(Listing of where elements appear)
※

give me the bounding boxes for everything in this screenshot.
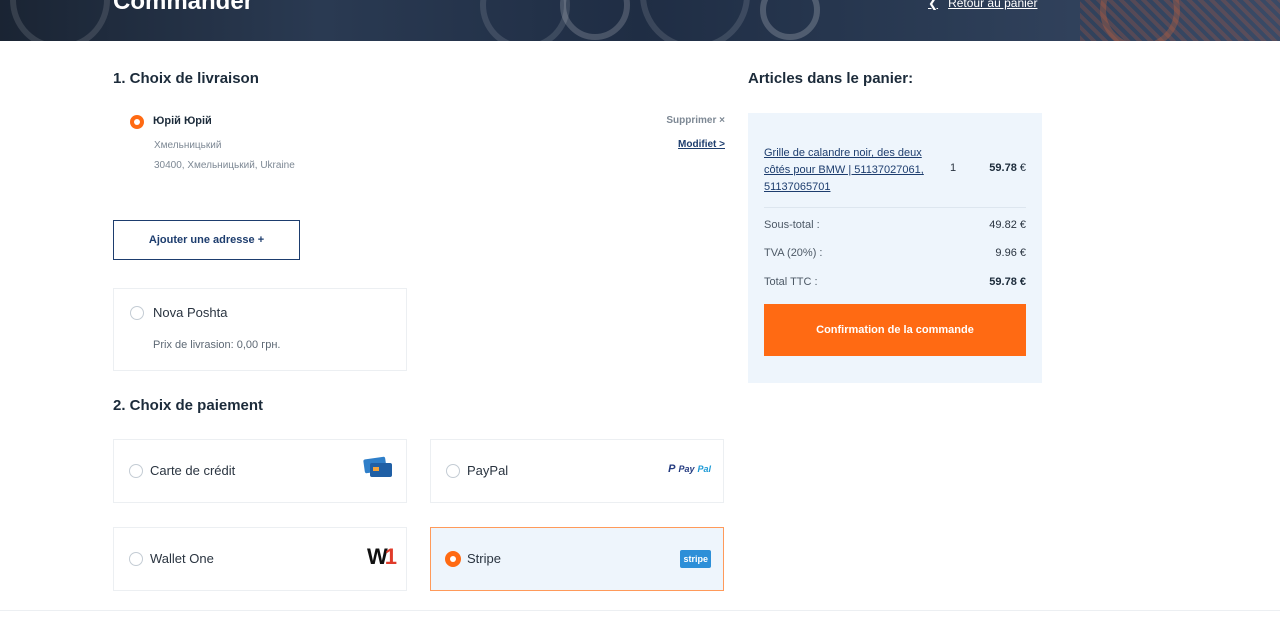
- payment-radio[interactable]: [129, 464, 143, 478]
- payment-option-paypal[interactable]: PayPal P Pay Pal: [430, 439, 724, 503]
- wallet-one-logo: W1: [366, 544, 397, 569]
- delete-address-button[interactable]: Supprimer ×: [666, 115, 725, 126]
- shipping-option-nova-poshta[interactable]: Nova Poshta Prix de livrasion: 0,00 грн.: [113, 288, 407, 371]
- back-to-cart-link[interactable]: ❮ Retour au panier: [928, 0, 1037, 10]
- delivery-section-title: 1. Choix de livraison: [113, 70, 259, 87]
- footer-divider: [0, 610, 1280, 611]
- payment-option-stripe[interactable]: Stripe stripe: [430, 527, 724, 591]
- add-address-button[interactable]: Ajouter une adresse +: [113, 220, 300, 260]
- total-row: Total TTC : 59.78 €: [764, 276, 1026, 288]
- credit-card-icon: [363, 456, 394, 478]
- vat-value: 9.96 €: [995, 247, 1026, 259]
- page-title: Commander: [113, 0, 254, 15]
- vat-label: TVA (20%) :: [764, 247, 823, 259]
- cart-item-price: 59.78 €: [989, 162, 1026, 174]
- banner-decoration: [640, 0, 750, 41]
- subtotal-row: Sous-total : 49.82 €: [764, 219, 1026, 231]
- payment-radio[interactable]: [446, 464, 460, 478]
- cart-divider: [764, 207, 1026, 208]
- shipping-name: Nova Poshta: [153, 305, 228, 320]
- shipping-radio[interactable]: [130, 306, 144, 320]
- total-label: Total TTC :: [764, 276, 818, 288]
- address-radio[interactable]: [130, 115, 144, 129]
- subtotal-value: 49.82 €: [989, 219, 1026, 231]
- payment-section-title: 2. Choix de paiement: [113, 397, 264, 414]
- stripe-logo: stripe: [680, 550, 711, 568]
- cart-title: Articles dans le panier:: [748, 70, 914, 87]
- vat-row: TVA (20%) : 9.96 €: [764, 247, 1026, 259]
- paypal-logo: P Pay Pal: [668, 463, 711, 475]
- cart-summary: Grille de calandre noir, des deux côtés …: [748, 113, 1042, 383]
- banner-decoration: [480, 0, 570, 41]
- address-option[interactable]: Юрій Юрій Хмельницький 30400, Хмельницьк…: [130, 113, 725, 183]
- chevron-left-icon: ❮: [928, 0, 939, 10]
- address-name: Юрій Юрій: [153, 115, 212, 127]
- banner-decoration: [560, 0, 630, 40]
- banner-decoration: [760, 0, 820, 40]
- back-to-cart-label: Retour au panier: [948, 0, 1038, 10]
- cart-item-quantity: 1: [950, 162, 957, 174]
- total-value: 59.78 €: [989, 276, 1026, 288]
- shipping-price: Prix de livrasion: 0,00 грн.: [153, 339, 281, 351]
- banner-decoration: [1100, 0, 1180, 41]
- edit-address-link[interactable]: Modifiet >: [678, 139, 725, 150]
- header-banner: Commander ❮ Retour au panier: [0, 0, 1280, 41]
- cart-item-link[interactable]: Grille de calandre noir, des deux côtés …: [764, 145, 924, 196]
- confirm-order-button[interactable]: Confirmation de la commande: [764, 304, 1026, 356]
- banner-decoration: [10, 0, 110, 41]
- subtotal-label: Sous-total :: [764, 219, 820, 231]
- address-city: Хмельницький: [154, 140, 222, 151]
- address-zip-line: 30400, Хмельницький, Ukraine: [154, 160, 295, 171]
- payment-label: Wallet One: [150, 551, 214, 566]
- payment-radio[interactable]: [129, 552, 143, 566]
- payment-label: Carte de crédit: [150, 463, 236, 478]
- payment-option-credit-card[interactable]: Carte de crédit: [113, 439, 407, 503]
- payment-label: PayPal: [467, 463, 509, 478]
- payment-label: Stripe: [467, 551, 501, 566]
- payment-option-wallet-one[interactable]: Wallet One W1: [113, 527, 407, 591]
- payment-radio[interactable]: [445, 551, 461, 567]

※

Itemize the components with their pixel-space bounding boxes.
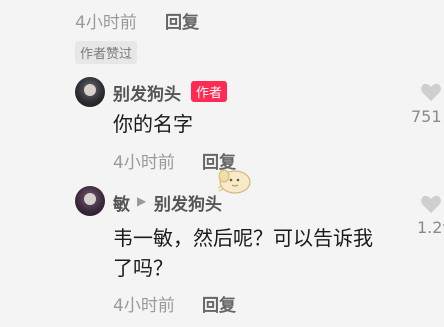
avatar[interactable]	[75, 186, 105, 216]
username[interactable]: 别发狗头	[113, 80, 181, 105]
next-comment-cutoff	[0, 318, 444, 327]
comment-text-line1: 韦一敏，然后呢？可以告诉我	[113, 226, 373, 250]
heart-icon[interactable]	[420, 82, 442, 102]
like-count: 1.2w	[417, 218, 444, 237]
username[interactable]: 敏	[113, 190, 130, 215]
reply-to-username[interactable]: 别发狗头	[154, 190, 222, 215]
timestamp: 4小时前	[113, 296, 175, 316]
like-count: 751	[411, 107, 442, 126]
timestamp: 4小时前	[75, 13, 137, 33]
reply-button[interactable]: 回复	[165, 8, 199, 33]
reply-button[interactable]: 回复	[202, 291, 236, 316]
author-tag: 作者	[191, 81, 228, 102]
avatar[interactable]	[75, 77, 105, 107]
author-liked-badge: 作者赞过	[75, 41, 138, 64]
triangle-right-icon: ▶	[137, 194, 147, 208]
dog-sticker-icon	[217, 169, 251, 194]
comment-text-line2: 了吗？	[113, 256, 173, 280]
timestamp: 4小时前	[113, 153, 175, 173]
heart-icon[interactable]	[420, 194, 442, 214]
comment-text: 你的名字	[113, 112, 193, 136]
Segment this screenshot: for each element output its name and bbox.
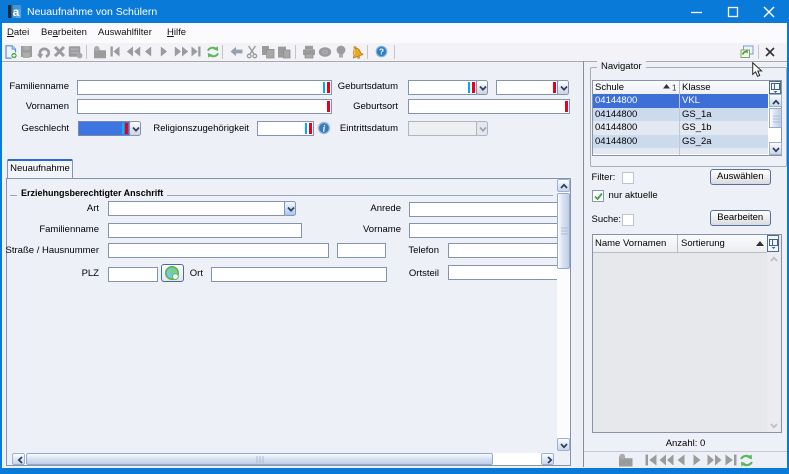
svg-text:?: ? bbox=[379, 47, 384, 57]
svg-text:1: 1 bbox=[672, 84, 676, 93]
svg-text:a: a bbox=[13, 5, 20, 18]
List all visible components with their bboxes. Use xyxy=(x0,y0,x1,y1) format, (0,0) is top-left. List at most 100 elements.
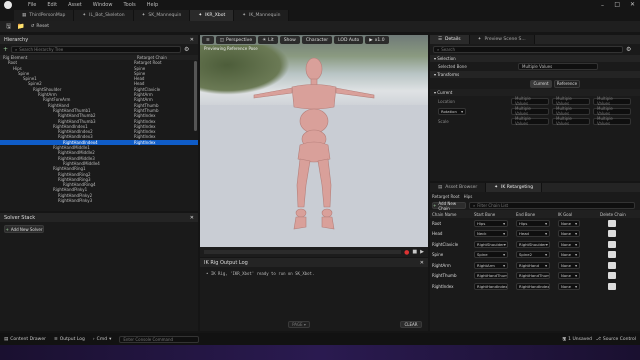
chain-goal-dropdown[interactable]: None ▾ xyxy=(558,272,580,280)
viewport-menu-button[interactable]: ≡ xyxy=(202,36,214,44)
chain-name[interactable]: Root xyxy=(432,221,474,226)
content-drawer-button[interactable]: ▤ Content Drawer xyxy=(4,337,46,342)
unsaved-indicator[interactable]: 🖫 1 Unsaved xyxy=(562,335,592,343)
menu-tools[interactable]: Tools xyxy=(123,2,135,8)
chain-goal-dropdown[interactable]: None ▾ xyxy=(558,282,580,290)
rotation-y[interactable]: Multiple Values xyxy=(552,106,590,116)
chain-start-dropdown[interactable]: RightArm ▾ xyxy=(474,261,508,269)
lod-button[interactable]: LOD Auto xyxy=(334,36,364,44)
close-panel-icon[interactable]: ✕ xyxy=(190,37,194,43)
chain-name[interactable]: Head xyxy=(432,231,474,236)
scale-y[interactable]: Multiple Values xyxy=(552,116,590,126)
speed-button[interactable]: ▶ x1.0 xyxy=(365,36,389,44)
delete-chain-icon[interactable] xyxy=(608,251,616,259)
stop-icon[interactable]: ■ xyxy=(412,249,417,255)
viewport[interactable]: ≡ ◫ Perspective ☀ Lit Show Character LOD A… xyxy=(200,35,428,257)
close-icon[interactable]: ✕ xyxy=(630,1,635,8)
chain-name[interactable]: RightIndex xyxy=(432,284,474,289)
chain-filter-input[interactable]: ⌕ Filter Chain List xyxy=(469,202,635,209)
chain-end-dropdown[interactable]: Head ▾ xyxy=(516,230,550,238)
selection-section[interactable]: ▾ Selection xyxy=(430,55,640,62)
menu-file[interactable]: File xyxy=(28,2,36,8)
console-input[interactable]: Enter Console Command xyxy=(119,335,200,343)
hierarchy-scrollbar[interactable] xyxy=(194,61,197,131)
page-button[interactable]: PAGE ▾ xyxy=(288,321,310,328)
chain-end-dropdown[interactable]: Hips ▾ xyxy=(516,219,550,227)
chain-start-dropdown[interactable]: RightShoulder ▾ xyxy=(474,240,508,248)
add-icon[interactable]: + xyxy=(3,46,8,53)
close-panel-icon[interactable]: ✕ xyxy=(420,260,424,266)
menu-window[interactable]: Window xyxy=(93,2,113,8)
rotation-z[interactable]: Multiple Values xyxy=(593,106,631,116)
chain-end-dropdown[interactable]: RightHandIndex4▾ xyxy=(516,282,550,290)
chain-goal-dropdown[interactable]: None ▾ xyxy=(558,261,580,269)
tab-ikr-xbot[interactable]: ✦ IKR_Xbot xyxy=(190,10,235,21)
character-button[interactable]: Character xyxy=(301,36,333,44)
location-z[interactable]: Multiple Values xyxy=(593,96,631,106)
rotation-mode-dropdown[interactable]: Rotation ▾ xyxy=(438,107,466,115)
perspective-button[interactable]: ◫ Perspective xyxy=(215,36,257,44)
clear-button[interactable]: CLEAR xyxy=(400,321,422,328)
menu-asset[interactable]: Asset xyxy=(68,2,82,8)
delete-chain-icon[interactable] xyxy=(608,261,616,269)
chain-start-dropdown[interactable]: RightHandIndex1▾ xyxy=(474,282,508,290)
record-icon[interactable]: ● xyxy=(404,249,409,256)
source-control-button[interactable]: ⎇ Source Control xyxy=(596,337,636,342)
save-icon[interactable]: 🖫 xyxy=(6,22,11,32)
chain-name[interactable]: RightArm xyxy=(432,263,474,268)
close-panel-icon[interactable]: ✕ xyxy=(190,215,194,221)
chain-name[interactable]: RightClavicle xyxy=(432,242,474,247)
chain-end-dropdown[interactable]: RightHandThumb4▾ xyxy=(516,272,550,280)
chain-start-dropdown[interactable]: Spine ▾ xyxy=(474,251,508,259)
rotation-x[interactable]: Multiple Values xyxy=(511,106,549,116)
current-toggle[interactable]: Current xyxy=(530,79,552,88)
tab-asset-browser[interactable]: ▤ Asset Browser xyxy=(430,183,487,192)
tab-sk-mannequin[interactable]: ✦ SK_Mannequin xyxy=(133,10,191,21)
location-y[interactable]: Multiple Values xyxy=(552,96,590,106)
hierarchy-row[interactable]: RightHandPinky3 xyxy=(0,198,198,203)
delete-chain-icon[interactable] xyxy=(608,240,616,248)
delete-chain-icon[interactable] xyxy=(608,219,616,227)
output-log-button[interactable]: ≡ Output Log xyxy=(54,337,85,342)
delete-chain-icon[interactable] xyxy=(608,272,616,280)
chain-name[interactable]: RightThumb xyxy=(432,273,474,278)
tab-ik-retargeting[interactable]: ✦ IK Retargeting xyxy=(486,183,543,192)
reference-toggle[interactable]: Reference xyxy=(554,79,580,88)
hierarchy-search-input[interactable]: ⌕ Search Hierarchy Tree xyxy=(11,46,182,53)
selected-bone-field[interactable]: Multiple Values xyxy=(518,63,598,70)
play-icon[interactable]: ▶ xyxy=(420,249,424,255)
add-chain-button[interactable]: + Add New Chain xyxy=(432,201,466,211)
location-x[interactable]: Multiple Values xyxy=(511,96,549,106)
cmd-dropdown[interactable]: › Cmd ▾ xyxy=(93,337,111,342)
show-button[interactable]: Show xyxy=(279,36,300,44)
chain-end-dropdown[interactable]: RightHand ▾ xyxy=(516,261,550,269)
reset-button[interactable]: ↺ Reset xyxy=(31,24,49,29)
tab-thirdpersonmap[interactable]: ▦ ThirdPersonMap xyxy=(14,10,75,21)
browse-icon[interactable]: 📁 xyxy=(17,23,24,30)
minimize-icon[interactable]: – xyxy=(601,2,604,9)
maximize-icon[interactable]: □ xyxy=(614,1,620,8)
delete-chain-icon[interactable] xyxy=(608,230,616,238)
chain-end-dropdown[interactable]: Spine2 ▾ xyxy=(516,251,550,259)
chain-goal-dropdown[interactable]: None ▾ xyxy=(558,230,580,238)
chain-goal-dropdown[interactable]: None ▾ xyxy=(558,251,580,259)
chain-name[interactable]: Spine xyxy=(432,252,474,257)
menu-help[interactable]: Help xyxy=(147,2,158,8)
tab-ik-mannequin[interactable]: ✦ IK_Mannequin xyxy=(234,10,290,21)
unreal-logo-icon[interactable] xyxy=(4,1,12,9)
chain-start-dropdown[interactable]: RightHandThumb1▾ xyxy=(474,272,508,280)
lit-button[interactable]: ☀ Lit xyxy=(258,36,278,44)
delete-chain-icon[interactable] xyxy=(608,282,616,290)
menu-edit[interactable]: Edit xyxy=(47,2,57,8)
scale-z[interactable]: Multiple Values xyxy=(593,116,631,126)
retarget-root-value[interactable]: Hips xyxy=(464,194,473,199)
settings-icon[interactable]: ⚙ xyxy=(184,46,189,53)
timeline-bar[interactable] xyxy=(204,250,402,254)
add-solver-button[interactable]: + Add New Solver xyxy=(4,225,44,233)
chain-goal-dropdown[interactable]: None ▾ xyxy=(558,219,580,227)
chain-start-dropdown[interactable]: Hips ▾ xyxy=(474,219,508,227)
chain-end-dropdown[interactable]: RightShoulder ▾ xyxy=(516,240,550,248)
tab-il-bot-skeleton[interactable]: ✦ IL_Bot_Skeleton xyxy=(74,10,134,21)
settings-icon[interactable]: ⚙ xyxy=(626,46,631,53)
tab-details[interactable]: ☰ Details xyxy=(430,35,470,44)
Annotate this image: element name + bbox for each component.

※

▶ [Instructions to follow]
Pull out the stretch of the listing from the line containing "186, 105, 216]" through the line containing "List all visible", copying each line unchanged. Omit the picture from your answer.

▶ [Response to the task]
avatar[interactable]	[75, 186, 105, 216]
username[interactable]: 别发狗头	[113, 80, 181, 105]
next-comment-cutoff	[0, 318, 444, 327]
comment-text-line1: 韦一敏，然后呢？可以告诉我	[113, 226, 373, 250]
heart-icon[interactable]	[420, 82, 442, 102]
like-count: 1.2w	[417, 218, 444, 237]
username[interactable]: 敏	[113, 190, 130, 215]
reply-to-username[interactable]: 别发狗头	[154, 190, 222, 215]
timestamp: 4小时前	[113, 296, 175, 316]
like-count: 751	[411, 107, 442, 126]
timestamp: 4小时前	[75, 13, 137, 33]
reply-button[interactable]: 回复	[165, 8, 199, 33]
reply-button[interactable]: 回复	[202, 291, 236, 316]
author-tag: 作者	[191, 81, 228, 102]
avatar[interactable]	[75, 77, 105, 107]
author-liked-badge: 作者赞过	[75, 41, 138, 64]
triangle-right-icon: ▶	[137, 194, 147, 208]
dog-sticker-icon	[217, 169, 251, 194]
comment-text-line2: 了吗？	[113, 256, 173, 280]
timestamp: 4小时前	[113, 153, 175, 173]
heart-icon[interactable]	[420, 194, 442, 214]
comment-text: 你的名字	[113, 112, 193, 136]
Segment this screenshot: for each element output its name and bbox.
svg-text:?: ? bbox=[379, 47, 384, 57]
svg-text:1: 1 bbox=[672, 84, 676, 93]
svg-text:a: a bbox=[13, 5, 20, 18]
List all visible components with their bboxes. Use xyxy=(x0,y0,x1,y1) format, (0,0) is top-left. List at most 100 elements.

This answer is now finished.